## Begin EXTRACTED DATA
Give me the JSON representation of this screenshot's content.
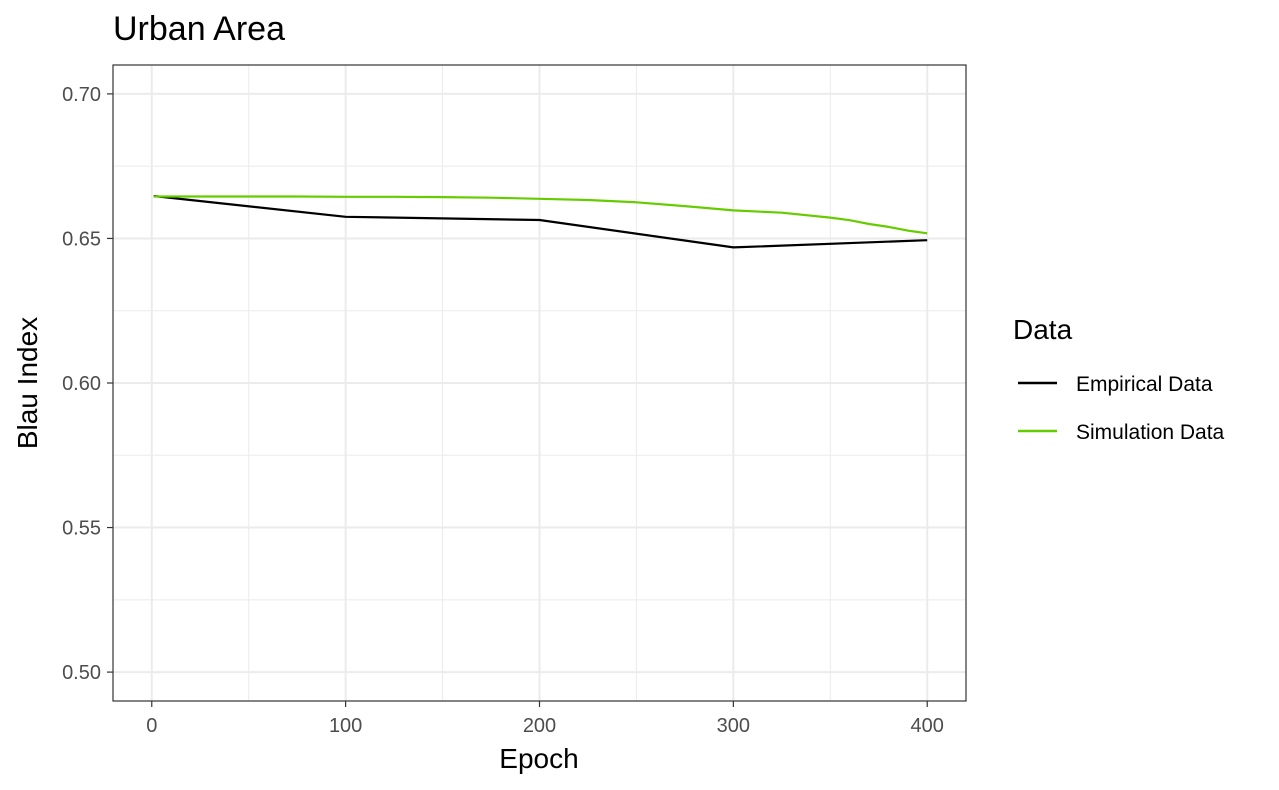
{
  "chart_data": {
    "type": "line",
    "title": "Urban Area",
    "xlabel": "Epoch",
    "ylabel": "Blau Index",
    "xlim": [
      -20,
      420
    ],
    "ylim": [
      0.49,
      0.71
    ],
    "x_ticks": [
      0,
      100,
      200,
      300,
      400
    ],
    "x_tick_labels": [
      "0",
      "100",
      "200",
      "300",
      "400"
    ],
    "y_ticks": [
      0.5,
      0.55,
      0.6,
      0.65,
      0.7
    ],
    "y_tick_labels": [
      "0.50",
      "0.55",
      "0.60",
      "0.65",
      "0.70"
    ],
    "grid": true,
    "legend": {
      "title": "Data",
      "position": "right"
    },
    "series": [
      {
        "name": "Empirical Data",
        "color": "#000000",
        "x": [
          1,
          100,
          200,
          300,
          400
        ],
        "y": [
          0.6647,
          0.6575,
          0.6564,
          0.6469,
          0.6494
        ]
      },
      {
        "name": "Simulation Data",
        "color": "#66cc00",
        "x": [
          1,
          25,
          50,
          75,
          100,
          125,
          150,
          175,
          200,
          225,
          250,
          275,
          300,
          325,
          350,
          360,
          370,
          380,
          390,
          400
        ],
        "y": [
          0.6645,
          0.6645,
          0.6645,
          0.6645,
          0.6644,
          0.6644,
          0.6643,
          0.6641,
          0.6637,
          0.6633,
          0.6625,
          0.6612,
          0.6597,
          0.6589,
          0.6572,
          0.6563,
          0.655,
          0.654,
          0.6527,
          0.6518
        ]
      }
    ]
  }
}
## End EXTRACTED DATA
PROBLEM REQUIREMENTS. Write the full listing out again with every line unchanged, but include no pictures.

ANSWER TO THE PROBLEM.
Give me the JSON representation of this screenshot's content.
{
  "chart_data": {
    "type": "line",
    "title": "Urban Area",
    "xlabel": "Epoch",
    "ylabel": "Blau Index",
    "xlim": [
      -20,
      420
    ],
    "ylim": [
      0.49,
      0.71
    ],
    "x_ticks": [
      0,
      100,
      200,
      300,
      400
    ],
    "x_tick_labels": [
      "0",
      "100",
      "200",
      "300",
      "400"
    ],
    "y_ticks": [
      0.5,
      0.55,
      0.6,
      0.65,
      0.7
    ],
    "y_tick_labels": [
      "0.50",
      "0.55",
      "0.60",
      "0.65",
      "0.70"
    ],
    "grid": true,
    "legend": {
      "title": "Data",
      "position": "right"
    },
    "series": [
      {
        "name": "Empirical Data",
        "color": "#000000",
        "x": [
          1,
          100,
          200,
          300,
          400
        ],
        "y": [
          0.6647,
          0.6575,
          0.6564,
          0.6469,
          0.6494
        ]
      },
      {
        "name": "Simulation Data",
        "color": "#66cc00",
        "x": [
          1,
          25,
          50,
          75,
          100,
          125,
          150,
          175,
          200,
          225,
          250,
          275,
          300,
          325,
          350,
          360,
          370,
          380,
          390,
          400
        ],
        "y": [
          0.6645,
          0.6645,
          0.6645,
          0.6645,
          0.6644,
          0.6644,
          0.6643,
          0.6641,
          0.6637,
          0.6633,
          0.6625,
          0.6612,
          0.6597,
          0.6589,
          0.6572,
          0.6563,
          0.655,
          0.654,
          0.6527,
          0.6518
        ]
      }
    ]
  }
}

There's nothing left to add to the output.